Entries taken from a collection
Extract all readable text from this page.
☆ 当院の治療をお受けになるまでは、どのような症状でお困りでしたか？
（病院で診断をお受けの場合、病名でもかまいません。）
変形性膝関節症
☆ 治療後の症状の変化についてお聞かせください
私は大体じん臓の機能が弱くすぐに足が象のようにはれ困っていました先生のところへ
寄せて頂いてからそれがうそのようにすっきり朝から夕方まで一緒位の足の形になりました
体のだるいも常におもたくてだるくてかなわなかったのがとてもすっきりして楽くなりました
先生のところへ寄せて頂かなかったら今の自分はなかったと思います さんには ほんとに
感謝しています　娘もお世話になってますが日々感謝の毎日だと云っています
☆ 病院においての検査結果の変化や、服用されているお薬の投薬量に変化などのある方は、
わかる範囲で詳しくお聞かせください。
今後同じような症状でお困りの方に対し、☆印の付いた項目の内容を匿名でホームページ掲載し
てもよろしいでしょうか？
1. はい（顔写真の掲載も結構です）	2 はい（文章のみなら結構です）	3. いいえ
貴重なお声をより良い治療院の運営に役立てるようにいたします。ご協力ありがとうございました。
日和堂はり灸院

Brief
Please output the complete data exactly.

Task result
Extract all readable text from this page.
☆ 当院の治療をお受けになるまでは、どのような症状でお困りでしたか？
（病院で診断をお受けの場合、病名でもかまいません。）
変形性膝関節症
☆ 治療後の症状の変化についてお聞かせください
私は大体じん臓の機能が弱くすぐに足が象のようにはれ困っていました先生のところへ
寄せて頂いてからそれがうそのようにすっきり朝から夕方まで一緒位の足の形になりました
体のだるいも常におもたくてだるくてかなわなかったのがとてもすっきりして楽くなりました
先生のところへ寄せて頂かなかったら今の自分はなかったと思います さんには ほんとに
感謝しています　娘もお世話になってますが日々感謝の毎日だと云っています
☆ 病院においての検査結果の変化や、服用されているお薬の投薬量に変化などのある方は、
わかる範囲で詳しくお聞かせください。
今後同じような症状でお困りの方に対し、☆印の付いた項目の内容を匿名でホームページ掲載し
てもよろしいでしょうか？
1. はい（顔写真の掲載も結構です）	2 はい（文章のみなら結構です）	3. いいえ
貴重なお声をより良い治療院の運営に役立てるようにいたします。ご協力ありがとうございました。
日和堂はり灸院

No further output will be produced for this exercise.